Check each line of the listing below for the string "varsel", and copy the ones that have it.

▸ **Stored items from a collection**:
.....
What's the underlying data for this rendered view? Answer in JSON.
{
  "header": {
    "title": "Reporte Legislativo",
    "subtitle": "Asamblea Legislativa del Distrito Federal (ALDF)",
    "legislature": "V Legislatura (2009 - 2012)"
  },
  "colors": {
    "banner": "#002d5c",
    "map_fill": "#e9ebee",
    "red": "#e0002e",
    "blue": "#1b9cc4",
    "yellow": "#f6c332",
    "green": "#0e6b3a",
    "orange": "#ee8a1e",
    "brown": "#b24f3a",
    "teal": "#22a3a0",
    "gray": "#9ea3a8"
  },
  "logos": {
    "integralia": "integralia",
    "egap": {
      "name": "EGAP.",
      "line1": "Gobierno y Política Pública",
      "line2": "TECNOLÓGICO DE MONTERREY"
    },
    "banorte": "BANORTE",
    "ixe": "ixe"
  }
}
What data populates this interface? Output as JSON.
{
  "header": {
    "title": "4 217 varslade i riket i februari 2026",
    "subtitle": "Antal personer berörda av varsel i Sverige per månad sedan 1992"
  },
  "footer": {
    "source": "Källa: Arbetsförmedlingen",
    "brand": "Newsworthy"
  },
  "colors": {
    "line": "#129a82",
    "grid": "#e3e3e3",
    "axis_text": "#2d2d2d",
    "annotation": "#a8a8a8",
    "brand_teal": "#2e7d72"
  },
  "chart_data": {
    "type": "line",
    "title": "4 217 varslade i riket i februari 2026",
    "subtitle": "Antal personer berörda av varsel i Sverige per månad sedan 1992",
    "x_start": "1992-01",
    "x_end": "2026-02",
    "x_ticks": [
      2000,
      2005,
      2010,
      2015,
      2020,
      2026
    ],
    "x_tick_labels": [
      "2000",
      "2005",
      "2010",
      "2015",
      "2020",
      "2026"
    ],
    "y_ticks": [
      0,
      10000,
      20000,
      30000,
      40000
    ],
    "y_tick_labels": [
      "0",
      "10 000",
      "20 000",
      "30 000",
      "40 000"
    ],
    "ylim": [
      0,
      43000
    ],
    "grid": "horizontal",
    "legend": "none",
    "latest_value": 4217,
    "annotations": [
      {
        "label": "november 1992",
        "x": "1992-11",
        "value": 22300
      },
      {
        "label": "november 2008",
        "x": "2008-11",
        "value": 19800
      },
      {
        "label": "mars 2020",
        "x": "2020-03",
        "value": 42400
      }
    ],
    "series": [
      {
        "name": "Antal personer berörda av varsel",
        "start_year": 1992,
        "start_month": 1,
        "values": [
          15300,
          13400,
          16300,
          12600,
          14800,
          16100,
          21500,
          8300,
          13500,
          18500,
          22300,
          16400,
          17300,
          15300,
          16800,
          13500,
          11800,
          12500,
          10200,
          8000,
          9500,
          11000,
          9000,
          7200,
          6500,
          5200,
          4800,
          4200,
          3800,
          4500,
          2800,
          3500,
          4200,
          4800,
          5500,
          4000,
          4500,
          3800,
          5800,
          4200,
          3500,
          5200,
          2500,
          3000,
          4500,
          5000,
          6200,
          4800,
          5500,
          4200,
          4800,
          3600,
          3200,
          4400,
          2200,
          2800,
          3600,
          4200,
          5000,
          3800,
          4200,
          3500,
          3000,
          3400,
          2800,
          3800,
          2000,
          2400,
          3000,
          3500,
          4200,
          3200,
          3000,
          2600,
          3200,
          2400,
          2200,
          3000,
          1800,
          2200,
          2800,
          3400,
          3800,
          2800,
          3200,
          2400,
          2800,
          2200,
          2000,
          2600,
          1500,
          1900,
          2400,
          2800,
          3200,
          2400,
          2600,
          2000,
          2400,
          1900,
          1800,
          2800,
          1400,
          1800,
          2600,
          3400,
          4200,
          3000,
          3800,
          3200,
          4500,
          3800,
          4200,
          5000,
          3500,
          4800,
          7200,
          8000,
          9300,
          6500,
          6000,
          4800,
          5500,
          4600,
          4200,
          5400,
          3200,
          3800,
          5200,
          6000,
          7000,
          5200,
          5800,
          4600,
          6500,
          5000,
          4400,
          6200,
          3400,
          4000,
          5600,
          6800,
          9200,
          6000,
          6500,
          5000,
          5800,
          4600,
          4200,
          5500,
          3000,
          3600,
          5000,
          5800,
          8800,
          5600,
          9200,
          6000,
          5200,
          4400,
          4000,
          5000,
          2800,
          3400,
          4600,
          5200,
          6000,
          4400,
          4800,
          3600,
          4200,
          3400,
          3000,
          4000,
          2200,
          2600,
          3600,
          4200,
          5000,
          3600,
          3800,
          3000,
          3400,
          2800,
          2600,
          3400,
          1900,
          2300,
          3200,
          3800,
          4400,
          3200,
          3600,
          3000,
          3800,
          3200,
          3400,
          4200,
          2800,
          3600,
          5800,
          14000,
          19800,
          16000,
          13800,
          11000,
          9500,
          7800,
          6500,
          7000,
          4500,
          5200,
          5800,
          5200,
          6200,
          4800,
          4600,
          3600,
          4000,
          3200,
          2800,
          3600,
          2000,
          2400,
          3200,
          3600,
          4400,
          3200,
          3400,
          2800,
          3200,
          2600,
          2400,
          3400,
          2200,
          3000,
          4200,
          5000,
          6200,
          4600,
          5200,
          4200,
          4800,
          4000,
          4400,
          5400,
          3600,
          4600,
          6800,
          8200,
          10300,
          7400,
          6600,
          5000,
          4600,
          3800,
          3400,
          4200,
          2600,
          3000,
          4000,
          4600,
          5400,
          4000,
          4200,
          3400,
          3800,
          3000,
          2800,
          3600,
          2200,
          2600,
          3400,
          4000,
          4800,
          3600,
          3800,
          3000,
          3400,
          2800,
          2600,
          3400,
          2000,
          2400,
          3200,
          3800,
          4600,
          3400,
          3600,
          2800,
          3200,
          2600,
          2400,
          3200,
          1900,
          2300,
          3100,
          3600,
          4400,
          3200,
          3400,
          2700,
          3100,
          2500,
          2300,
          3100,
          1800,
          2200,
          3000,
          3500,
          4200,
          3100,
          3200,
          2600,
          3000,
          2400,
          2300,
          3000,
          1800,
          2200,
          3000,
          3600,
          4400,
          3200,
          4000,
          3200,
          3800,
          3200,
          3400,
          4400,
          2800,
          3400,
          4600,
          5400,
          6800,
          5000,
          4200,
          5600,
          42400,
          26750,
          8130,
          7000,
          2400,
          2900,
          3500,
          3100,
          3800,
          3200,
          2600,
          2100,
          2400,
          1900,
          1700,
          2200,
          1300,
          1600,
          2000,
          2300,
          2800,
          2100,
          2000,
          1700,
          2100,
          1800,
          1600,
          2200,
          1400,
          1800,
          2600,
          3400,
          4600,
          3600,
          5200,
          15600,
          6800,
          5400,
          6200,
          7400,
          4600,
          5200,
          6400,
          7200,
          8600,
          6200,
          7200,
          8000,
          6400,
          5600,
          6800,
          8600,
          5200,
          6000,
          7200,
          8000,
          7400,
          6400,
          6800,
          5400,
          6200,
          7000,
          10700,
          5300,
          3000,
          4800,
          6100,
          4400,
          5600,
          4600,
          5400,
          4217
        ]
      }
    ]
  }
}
.....
▸ **ANSWER BELOW**:
    "subtitle": "Antal personer berörda av varsel i Sverige per månad sedan 1992"
    "subtitle": "Antal personer berörda av varsel i Sverige per månad sedan 1992",
        "name": "Antal personer berörda av varsel",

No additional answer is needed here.